:: The task ::
Write the material out again exactly.

------------------------------------

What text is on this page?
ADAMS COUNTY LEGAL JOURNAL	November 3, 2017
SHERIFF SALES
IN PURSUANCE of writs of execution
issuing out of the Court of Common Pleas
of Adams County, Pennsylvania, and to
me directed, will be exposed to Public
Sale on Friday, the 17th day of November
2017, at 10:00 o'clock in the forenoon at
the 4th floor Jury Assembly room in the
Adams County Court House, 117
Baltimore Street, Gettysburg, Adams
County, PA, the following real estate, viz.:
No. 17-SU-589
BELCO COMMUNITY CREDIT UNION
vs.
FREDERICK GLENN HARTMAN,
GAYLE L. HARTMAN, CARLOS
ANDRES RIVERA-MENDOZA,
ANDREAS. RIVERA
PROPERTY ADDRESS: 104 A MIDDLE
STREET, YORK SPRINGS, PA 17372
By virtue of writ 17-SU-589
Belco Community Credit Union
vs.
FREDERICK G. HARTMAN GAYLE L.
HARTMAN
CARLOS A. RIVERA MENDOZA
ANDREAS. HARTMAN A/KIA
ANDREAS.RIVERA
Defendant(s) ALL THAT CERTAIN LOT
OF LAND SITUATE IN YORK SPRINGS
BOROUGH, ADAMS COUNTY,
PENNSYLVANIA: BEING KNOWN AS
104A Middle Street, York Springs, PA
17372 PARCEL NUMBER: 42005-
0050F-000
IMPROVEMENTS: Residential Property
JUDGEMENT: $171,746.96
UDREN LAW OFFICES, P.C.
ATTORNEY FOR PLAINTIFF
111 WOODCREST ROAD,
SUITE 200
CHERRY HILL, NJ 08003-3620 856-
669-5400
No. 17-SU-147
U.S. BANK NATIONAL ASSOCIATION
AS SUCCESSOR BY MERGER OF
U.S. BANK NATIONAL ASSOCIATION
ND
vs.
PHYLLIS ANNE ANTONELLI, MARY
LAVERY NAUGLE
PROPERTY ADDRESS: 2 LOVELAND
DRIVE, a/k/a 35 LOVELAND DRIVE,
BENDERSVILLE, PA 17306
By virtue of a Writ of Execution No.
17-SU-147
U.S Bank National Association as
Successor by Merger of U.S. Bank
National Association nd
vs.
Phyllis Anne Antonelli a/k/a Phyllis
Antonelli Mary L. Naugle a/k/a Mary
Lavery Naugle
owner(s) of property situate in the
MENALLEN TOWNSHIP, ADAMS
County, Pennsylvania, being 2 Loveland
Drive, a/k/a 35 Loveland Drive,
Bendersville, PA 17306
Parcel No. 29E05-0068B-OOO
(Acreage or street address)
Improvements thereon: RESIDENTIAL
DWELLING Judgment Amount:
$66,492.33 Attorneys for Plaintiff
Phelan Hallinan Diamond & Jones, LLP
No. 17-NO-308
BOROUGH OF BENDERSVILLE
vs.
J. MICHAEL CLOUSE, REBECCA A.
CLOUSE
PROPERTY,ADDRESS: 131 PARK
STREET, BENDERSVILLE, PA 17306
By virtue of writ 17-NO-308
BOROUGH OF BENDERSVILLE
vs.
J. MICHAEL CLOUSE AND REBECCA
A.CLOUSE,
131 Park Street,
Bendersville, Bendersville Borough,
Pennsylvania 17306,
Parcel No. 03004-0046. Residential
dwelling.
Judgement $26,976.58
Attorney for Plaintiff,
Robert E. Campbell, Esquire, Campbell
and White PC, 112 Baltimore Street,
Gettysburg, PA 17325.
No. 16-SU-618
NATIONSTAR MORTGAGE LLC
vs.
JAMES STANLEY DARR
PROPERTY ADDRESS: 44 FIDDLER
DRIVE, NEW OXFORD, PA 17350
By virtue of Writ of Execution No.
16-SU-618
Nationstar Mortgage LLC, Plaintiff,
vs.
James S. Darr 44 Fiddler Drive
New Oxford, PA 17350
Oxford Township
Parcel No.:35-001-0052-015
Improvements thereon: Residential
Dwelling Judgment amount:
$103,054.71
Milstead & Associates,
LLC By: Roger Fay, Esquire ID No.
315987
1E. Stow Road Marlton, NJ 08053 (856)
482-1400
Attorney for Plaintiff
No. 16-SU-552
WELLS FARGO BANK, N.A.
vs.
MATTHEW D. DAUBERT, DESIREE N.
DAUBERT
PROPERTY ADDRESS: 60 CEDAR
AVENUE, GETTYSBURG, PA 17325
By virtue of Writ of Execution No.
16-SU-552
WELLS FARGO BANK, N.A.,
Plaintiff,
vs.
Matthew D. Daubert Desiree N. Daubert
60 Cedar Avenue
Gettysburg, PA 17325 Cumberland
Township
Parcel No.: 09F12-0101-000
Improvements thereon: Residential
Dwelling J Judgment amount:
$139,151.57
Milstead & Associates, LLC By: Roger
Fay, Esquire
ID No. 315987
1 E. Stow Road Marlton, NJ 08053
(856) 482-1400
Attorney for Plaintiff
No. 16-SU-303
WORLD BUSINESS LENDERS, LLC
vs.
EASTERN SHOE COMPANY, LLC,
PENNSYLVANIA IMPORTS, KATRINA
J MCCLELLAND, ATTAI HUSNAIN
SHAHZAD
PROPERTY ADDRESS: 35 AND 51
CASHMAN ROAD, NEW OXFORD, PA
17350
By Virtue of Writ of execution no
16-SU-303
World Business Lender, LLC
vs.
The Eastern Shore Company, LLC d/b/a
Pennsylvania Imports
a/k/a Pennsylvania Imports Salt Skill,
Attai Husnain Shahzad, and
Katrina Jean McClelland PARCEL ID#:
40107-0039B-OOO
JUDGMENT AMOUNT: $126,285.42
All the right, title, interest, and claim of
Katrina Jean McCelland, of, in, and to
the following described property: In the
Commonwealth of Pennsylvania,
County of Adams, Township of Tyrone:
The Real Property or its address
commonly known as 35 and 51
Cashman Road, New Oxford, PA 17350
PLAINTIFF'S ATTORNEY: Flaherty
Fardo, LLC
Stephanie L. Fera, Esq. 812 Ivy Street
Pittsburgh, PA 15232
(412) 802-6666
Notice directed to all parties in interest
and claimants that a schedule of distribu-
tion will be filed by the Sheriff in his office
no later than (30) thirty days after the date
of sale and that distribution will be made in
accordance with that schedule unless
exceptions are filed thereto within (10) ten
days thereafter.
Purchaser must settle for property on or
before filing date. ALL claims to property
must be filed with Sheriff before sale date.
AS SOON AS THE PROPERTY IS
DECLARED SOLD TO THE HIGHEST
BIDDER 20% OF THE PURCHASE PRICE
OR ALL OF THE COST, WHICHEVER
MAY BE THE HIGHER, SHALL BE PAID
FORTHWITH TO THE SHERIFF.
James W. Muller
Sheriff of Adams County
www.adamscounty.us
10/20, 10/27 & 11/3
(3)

------------------------------------

:: Output below ::
What text is on this page?
ADAMS COUNTY LEGAL JOURNAL	November 3, 2017
SHERIFF SALES
IN PURSUANCE of writs of execution
issuing out of the Court of Common Pleas
of Adams County, Pennsylvania, and to
me directed, will be exposed to Public
Sale on Friday, the 17th day of November
2017, at 10:00 o'clock in the forenoon at
the 4th floor Jury Assembly room in the
Adams County Court House, 117
Baltimore Street, Gettysburg, Adams
County, PA, the following real estate, viz.:
No. 17-SU-589
BELCO COMMUNITY CREDIT UNION
vs.
FREDERICK GLENN HARTMAN,
GAYLE L. HARTMAN, CARLOS
ANDRES RIVERA-MENDOZA,
ANDREAS. RIVERA
PROPERTY ADDRESS: 104 A MIDDLE
STREET, YORK SPRINGS, PA 17372
By virtue of writ 17-SU-589
Belco Community Credit Union
vs.
FREDERICK G. HARTMAN GAYLE L.
HARTMAN
CARLOS A. RIVERA MENDOZA
ANDREAS. HARTMAN A/KIA
ANDREAS.RIVERA
Defendant(s) ALL THAT CERTAIN LOT
OF LAND SITUATE IN YORK SPRINGS
BOROUGH, ADAMS COUNTY,
PENNSYLVANIA: BEING KNOWN AS
104A Middle Street, York Springs, PA
17372 PARCEL NUMBER: 42005-
0050F-000
IMPROVEMENTS: Residential Property
JUDGEMENT: $171,746.96
UDREN LAW OFFICES, P.C.
ATTORNEY FOR PLAINTIFF
111 WOODCREST ROAD,
SUITE 200
CHERRY HILL, NJ 08003-3620 856-
669-5400
No. 17-SU-147
U.S. BANK NATIONAL ASSOCIATION
AS SUCCESSOR BY MERGER OF
U.S. BANK NATIONAL ASSOCIATION
ND
vs.
PHYLLIS ANNE ANTONELLI, MARY
LAVERY NAUGLE
PROPERTY ADDRESS: 2 LOVELAND
DRIVE, a/k/a 35 LOVELAND DRIVE,
BENDERSVILLE, PA 17306
By virtue of a Writ of Execution No.
17-SU-147
U.S Bank National Association as
Successor by Merger of U.S. Bank
National Association nd
vs.
Phyllis Anne Antonelli a/k/a Phyllis
Antonelli Mary L. Naugle a/k/a Mary
Lavery Naugle
owner(s) of property situate in the
MENALLEN TOWNSHIP, ADAMS
County, Pennsylvania, being 2 Loveland
Drive, a/k/a 35 Loveland Drive,
Bendersville, PA 17306
Parcel No. 29E05-0068B-OOO
(Acreage or street address)
Improvements thereon: RESIDENTIAL
DWELLING Judgment Amount:
$66,492.33 Attorneys for Plaintiff
Phelan Hallinan Diamond & Jones, LLP
No. 17-NO-308
BOROUGH OF BENDERSVILLE
vs.
J. MICHAEL CLOUSE, REBECCA A.
CLOUSE
PROPERTY,ADDRESS: 131 PARK
STREET, BENDERSVILLE, PA 17306
By virtue of writ 17-NO-308
BOROUGH OF BENDERSVILLE
vs.
J. MICHAEL CLOUSE AND REBECCA
A.CLOUSE,
131 Park Street,
Bendersville, Bendersville Borough,
Pennsylvania 17306,
Parcel No. 03004-0046. Residential
dwelling.
Judgement $26,976.58
Attorney for Plaintiff,
Robert E. Campbell, Esquire, Campbell
and White PC, 112 Baltimore Street,
Gettysburg, PA 17325.
No. 16-SU-618
NATIONSTAR MORTGAGE LLC
vs.
JAMES STANLEY DARR
PROPERTY ADDRESS: 44 FIDDLER
DRIVE, NEW OXFORD, PA 17350
By virtue of Writ of Execution No.
16-SU-618
Nationstar Mortgage LLC, Plaintiff,
vs.
James S. Darr 44 Fiddler Drive
New Oxford, PA 17350
Oxford Township
Parcel No.:35-001-0052-015
Improvements thereon: Residential
Dwelling Judgment amount:
$103,054.71
Milstead & Associates,
LLC By: Roger Fay, Esquire ID No.
315987
1E. Stow Road Marlton, NJ 08053 (856)
482-1400
Attorney for Plaintiff
No. 16-SU-552
WELLS FARGO BANK, N.A.
vs.
MATTHEW D. DAUBERT, DESIREE N.
DAUBERT
PROPERTY ADDRESS: 60 CEDAR
AVENUE, GETTYSBURG, PA 17325
By virtue of Writ of Execution No.
16-SU-552
WELLS FARGO BANK, N.A.,
Plaintiff,
vs.
Matthew D. Daubert Desiree N. Daubert
60 Cedar Avenue
Gettysburg, PA 17325 Cumberland
Township
Parcel No.: 09F12-0101-000
Improvements thereon: Residential
Dwelling J Judgment amount:
$139,151.57
Milstead & Associates, LLC By: Roger
Fay, Esquire
ID No. 315987
1 E. Stow Road Marlton, NJ 08053
(856) 482-1400
Attorney for Plaintiff
No. 16-SU-303
WORLD BUSINESS LENDERS, LLC
vs.
EASTERN SHOE COMPANY, LLC,
PENNSYLVANIA IMPORTS, KATRINA
J MCCLELLAND, ATTAI HUSNAIN
SHAHZAD
PROPERTY ADDRESS: 35 AND 51
CASHMAN ROAD, NEW OXFORD, PA
17350
By Virtue of Writ of execution no
16-SU-303
World Business Lender, LLC
vs.
The Eastern Shore Company, LLC d/b/a
Pennsylvania Imports
a/k/a Pennsylvania Imports Salt Skill,
Attai Husnain Shahzad, and
Katrina Jean McClelland PARCEL ID#:
40107-0039B-OOO
JUDGMENT AMOUNT: $126,285.42
All the right, title, interest, and claim of
Katrina Jean McCelland, of, in, and to
the following described property: In the
Commonwealth of Pennsylvania,
County of Adams, Township of Tyrone:
The Real Property or its address
commonly known as 35 and 51
Cashman Road, New Oxford, PA 17350
PLAINTIFF'S ATTORNEY: Flaherty
Fardo, LLC
Stephanie L. Fera, Esq. 812 Ivy Street
Pittsburgh, PA 15232
(412) 802-6666
Notice directed to all parties in interest
and claimants that a schedule of distribu-
tion will be filed by the Sheriff in his office
no later than (30) thirty days after the date
of sale and that distribution will be made in
accordance with that schedule unless
exceptions are filed thereto within (10) ten
days thereafter.
Purchaser must settle for property on or
before filing date. ALL claims to property
must be filed with Sheriff before sale date.
AS SOON AS THE PROPERTY IS
DECLARED SOLD TO THE HIGHEST
BIDDER 20% OF THE PURCHASE PRICE
OR ALL OF THE COST, WHICHEVER
MAY BE THE HIGHER, SHALL BE PAID
FORTHWITH TO THE SHERIFF.
James W. Muller
Sheriff of Adams County
www.adamscounty.us
10/20, 10/27 & 11/3
(3)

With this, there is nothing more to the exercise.